*Exercise goal*
Write out the listing exactly as it is given.
* begin *
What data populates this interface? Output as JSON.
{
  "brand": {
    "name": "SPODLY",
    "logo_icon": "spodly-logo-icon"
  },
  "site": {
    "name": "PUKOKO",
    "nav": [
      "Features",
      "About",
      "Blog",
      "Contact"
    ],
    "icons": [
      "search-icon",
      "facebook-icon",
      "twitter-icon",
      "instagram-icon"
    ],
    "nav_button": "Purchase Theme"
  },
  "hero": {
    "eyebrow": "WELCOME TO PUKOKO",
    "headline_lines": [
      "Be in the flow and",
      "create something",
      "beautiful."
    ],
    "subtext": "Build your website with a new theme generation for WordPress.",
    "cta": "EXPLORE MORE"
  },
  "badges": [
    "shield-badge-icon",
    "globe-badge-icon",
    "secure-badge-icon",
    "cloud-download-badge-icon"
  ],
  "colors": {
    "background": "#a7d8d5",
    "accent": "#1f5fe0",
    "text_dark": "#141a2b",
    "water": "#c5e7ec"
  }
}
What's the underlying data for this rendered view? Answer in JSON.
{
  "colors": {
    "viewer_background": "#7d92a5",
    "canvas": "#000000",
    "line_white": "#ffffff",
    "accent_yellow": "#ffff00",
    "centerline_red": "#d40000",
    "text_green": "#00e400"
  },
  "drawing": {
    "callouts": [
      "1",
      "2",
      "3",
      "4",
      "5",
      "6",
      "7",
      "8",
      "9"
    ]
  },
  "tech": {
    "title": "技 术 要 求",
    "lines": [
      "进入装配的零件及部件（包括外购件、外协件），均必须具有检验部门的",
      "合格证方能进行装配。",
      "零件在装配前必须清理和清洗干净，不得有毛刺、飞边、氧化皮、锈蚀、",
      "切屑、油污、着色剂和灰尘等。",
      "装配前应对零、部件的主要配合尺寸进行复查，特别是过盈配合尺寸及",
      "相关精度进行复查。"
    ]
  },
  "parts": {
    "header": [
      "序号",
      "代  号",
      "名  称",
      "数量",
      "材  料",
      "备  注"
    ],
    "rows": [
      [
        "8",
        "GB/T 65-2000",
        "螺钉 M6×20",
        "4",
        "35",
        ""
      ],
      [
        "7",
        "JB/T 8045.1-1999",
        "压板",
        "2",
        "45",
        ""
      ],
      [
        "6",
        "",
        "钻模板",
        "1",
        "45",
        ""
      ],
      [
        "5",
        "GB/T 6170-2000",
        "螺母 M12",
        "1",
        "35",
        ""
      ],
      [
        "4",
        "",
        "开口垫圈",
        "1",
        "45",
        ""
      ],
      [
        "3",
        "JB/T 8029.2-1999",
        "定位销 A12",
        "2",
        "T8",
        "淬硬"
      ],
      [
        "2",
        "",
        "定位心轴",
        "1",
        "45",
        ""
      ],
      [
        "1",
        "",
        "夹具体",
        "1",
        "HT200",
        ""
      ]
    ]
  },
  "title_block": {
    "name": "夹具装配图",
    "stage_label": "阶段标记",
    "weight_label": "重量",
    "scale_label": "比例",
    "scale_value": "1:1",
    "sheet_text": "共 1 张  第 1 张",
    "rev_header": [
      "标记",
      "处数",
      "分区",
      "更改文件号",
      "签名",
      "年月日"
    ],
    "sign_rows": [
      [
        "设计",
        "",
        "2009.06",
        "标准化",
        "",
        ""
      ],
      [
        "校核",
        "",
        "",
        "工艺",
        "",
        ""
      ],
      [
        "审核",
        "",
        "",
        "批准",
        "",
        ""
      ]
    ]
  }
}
* end *
*Response to this task*
What data populates this interface? Output as JSON.
{
  "brand": {
    "name": "SPODLY",
    "logo_icon": "spodly-logo-icon"
  },
  "site": {
    "name": "PUKOKO",
    "nav": [
      "Features",
      "About",
      "Blog",
      "Contact"
    ],
    "icons": [
      "search-icon",
      "facebook-icon",
      "twitter-icon",
      "instagram-icon"
    ],
    "nav_button": "Purchase Theme"
  },
  "hero": {
    "eyebrow": "WELCOME TO PUKOKO",
    "headline_lines": [
      "Be in the flow and",
      "create something",
      "beautiful."
    ],
    "subtext": "Build your website with a new theme generation for WordPress.",
    "cta": "EXPLORE MORE"
  },
  "badges": [
    "shield-badge-icon",
    "globe-badge-icon",
    "secure-badge-icon",
    "cloud-download-badge-icon"
  ],
  "colors": {
    "background": "#a7d8d5",
    "accent": "#1f5fe0",
    "text_dark": "#141a2b",
    "water": "#c5e7ec"
  }
}
What's the underlying data for this rendered view? Answer in JSON.
{
  "colors": {
    "viewer_background": "#7d92a5",
    "canvas": "#000000",
    "line_white": "#ffffff",
    "accent_yellow": "#ffff00",
    "centerline_red": "#d40000",
    "text_green": "#00e400"
  },
  "drawing": {
    "callouts": [
      "1",
      "2",
      "3",
      "4",
      "5",
      "6",
      "7",
      "8",
      "9"
    ]
  },
  "tech": {
    "title": "技 术 要 求",
    "lines": [
      "进入装配的零件及部件（包括外购件、外协件），均必须具有检验部门的",
      "合格证方能进行装配。",
      "零件在装配前必须清理和清洗干净，不得有毛刺、飞边、氧化皮、锈蚀、",
      "切屑、油污、着色剂和灰尘等。",
      "装配前应对零、部件的主要配合尺寸进行复查，特别是过盈配合尺寸及",
      "相关精度进行复查。"
    ]
  },
  "parts": {
    "header": [
      "序号",
      "代  号",
      "名  称",
      "数量",
      "材  料",
      "备  注"
    ],
    "rows": [
      [
        "8",
        "GB/T 65-2000",
        "螺钉 M6×20",
        "4",
        "35",
        ""
      ],
      [
        "7",
        "JB/T 8045.1-1999",
        "压板",
        "2",
        "45",
        ""
      ],
      [
        "6",
        "",
        "钻模板",
        "1",
        "45",
        ""
      ],
      [
        "5",
        "GB/T 6170-2000",
        "螺母 M12",
        "1",
        "35",
        ""
      ],
      [
        "4",
        "",
        "开口垫圈",
        "1",
        "45",
        ""
      ],
      [
        "3",
        "JB/T 8029.2-1999",
        "定位销 A12",
        "2",
        "T8",
        "淬硬"
      ],
      [
        "2",
        "",
        "定位心轴",
        "1",
        "45",
        ""
      ],
      [
        "1",
        "",
        "夹具体",
        "1",
        "HT200",
        ""
      ]
    ]
  },
  "title_block": {
    "name": "夹具装配图",
    "stage_label": "阶段标记",
    "weight_label": "重量",
    "scale_label": "比例",
    "scale_value": "1:1",
    "sheet_text": "共 1 张  第 1 张",
    "rev_header": [
      "标记",
      "处数",
      "分区",
      "更改文件号",
      "签名",
      "年月日"
    ],
    "sign_rows": [
      [
        "设计",
        "",
        "2009.06",
        "标准化",
        "",
        ""
      ],
      [
        "校核",
        "",
        "",
        "工艺",
        "",
        ""
      ],
      [
        "审核",
        "",
        "",
        "批准",
        "",
        ""
      ]
    ]
  }
}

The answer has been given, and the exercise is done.